_Stated exercise_
Scan the data that follows and count the lines with the string "same"; answer with the count alone.

--- Data for this exercise ---

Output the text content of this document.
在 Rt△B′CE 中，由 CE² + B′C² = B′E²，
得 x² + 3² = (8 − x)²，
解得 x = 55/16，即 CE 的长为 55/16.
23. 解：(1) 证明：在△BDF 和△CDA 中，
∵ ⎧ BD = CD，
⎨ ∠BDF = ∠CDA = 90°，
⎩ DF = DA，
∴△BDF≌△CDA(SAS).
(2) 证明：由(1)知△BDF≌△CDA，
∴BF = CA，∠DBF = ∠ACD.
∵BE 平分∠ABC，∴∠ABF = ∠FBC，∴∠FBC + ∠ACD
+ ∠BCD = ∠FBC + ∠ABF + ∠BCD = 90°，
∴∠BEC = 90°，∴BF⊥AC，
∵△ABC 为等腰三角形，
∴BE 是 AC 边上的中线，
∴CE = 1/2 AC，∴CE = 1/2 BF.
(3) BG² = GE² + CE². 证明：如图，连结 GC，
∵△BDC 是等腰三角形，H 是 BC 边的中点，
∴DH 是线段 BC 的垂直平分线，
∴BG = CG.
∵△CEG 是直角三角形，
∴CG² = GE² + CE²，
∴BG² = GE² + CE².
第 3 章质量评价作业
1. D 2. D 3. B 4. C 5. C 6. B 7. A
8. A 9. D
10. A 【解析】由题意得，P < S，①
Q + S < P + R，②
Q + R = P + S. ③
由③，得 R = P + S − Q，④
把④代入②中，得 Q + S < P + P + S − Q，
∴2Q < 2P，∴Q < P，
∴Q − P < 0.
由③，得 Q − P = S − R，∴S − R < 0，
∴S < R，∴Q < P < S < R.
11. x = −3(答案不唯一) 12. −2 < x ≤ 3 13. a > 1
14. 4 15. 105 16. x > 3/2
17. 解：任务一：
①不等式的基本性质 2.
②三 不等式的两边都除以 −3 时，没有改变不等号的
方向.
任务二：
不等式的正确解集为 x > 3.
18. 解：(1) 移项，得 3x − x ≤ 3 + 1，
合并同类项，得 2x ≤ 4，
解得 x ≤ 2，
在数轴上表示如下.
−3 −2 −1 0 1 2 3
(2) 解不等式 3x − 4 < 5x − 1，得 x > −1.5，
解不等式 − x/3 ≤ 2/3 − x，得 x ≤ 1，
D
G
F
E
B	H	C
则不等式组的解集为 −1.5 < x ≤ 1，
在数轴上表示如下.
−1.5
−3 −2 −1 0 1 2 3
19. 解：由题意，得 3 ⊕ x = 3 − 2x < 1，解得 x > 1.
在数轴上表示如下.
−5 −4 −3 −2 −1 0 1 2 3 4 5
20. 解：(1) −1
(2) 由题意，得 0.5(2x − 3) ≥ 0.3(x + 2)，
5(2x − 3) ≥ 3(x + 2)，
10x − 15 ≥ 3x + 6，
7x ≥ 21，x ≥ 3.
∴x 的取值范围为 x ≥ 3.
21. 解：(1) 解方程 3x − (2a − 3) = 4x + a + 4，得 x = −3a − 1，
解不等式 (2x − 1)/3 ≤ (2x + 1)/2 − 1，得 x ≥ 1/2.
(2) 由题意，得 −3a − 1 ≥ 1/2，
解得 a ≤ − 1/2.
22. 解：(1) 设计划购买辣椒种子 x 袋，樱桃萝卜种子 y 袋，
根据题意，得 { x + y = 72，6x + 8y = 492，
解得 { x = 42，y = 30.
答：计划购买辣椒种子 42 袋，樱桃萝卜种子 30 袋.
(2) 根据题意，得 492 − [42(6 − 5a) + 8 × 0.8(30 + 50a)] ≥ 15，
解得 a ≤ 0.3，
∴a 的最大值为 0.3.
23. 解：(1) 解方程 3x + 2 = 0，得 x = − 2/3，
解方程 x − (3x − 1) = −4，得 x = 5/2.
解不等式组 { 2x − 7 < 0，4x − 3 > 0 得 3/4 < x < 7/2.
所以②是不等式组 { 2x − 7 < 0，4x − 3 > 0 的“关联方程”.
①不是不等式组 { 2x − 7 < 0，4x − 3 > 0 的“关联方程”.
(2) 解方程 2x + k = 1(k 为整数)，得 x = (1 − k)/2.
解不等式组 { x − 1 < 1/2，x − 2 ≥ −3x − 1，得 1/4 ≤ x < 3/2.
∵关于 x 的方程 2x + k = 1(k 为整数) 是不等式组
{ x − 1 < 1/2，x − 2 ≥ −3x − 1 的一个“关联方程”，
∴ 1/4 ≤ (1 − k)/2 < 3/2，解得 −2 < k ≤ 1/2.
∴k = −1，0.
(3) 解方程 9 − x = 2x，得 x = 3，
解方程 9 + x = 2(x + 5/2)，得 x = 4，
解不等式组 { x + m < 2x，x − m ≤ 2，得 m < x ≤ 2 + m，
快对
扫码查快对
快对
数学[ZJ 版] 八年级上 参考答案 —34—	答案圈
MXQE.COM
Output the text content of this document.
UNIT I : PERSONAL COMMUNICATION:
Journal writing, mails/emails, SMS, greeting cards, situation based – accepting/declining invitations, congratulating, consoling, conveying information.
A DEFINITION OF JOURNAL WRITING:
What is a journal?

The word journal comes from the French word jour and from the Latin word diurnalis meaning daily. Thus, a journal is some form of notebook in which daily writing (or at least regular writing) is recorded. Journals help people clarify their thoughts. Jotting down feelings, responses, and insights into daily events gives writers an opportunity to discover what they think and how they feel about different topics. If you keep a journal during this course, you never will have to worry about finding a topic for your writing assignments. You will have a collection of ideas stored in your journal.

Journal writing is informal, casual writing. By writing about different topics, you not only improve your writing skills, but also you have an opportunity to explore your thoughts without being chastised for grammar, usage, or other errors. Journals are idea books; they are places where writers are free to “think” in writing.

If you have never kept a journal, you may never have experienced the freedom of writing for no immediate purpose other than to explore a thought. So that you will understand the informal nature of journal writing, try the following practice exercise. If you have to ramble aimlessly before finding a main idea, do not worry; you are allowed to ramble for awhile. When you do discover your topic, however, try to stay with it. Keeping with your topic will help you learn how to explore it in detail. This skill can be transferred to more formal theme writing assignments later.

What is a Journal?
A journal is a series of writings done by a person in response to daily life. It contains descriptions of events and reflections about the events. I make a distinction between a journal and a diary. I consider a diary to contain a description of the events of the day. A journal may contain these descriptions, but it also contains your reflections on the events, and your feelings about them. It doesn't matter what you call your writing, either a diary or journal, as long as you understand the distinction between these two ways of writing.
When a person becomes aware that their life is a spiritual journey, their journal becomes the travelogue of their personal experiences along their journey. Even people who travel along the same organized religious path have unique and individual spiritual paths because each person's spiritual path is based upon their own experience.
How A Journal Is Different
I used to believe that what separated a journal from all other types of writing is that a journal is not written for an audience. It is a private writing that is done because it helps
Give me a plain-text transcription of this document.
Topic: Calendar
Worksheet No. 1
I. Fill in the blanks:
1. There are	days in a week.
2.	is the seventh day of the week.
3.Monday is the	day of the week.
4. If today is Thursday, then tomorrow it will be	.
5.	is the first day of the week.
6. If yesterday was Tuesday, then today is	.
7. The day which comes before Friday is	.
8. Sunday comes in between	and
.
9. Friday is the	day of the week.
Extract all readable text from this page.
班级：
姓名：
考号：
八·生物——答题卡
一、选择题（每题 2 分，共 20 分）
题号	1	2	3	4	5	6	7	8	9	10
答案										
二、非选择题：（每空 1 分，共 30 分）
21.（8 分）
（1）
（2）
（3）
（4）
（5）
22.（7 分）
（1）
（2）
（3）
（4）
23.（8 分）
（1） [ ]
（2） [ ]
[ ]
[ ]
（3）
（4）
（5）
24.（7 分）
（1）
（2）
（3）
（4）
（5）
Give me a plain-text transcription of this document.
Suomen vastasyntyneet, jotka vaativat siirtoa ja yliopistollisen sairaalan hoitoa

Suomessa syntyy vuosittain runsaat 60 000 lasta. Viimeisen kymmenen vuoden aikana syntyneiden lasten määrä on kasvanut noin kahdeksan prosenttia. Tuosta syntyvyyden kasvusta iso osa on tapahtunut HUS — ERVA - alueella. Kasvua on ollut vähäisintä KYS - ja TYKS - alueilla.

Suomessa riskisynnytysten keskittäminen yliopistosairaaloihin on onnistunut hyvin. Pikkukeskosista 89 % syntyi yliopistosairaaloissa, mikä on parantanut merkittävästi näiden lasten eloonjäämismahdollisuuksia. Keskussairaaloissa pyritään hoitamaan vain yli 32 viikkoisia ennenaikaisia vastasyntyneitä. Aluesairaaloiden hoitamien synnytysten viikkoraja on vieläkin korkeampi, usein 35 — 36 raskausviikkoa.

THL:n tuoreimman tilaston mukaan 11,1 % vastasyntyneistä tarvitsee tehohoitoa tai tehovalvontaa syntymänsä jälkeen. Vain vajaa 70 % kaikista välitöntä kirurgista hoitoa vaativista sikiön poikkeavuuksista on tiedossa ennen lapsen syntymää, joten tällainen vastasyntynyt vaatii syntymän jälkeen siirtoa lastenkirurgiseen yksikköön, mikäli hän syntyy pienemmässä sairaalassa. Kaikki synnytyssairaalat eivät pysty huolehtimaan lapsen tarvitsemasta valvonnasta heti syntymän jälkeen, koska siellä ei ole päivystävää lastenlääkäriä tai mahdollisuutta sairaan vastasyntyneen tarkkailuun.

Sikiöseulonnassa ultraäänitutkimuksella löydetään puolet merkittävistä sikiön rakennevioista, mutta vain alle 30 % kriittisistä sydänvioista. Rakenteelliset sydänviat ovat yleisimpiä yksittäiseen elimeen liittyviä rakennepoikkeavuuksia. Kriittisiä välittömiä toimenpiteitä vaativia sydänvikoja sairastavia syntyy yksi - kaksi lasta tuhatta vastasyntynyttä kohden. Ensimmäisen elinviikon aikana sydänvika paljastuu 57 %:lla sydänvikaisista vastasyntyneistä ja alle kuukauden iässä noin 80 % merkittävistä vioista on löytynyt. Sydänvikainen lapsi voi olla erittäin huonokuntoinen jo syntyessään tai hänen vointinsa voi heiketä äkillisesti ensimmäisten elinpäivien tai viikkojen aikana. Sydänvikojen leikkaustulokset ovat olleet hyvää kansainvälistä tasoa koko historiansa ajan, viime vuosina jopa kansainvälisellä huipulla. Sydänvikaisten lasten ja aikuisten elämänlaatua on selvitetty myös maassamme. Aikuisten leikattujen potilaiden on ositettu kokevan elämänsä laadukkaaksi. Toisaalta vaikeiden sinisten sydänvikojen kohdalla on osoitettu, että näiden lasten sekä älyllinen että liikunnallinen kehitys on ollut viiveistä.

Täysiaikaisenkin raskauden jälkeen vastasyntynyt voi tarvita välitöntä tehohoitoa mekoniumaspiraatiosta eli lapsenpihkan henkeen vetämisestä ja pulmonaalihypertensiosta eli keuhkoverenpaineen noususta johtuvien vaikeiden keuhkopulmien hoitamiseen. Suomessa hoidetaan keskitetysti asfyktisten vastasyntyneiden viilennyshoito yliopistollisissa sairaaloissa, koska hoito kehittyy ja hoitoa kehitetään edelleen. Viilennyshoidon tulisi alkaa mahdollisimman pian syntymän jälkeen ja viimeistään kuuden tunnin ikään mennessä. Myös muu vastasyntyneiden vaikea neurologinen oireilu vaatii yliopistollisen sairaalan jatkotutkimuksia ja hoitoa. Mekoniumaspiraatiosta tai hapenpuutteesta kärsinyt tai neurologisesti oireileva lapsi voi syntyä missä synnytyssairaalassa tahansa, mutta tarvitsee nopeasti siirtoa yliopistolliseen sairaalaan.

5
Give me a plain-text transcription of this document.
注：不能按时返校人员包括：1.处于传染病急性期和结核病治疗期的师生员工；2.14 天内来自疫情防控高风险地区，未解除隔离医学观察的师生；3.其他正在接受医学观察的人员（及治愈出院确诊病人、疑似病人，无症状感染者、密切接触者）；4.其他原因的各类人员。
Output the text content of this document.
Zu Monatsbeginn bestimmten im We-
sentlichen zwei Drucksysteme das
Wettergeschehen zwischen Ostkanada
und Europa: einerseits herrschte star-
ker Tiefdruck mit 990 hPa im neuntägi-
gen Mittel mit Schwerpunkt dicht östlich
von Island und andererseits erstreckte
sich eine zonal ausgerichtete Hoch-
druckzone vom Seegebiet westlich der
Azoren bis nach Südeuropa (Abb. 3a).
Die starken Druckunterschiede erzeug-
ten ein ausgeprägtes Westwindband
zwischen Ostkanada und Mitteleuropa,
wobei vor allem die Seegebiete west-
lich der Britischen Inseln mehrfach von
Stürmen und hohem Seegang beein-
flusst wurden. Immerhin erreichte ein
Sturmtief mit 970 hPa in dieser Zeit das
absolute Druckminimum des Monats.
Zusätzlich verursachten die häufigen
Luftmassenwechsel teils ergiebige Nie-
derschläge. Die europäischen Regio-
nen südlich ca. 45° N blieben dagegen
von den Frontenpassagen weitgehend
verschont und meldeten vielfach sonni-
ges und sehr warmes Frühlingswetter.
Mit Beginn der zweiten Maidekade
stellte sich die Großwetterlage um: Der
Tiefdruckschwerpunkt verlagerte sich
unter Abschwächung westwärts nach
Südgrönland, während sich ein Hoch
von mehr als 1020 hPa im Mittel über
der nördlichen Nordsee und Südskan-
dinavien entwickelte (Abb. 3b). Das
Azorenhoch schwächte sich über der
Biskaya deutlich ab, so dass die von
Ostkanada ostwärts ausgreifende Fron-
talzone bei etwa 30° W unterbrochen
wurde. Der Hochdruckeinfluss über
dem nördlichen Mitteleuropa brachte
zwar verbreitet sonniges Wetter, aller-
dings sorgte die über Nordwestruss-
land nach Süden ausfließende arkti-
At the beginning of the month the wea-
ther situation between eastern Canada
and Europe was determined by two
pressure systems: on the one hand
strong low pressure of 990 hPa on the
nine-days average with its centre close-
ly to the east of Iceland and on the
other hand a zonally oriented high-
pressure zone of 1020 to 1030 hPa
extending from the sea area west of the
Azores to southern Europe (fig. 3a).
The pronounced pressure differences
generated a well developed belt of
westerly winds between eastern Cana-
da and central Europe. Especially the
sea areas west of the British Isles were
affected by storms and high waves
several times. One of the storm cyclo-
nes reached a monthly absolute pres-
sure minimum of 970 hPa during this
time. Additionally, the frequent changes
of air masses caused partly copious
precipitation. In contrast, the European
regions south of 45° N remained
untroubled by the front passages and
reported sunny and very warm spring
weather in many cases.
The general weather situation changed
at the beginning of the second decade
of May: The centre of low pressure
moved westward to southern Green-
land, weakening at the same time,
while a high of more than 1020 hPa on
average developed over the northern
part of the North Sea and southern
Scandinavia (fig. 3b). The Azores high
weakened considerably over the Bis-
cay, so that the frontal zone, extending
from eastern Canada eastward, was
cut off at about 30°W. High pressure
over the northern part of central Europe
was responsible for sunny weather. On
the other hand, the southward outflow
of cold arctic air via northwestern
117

---

_Answer to the problem_
2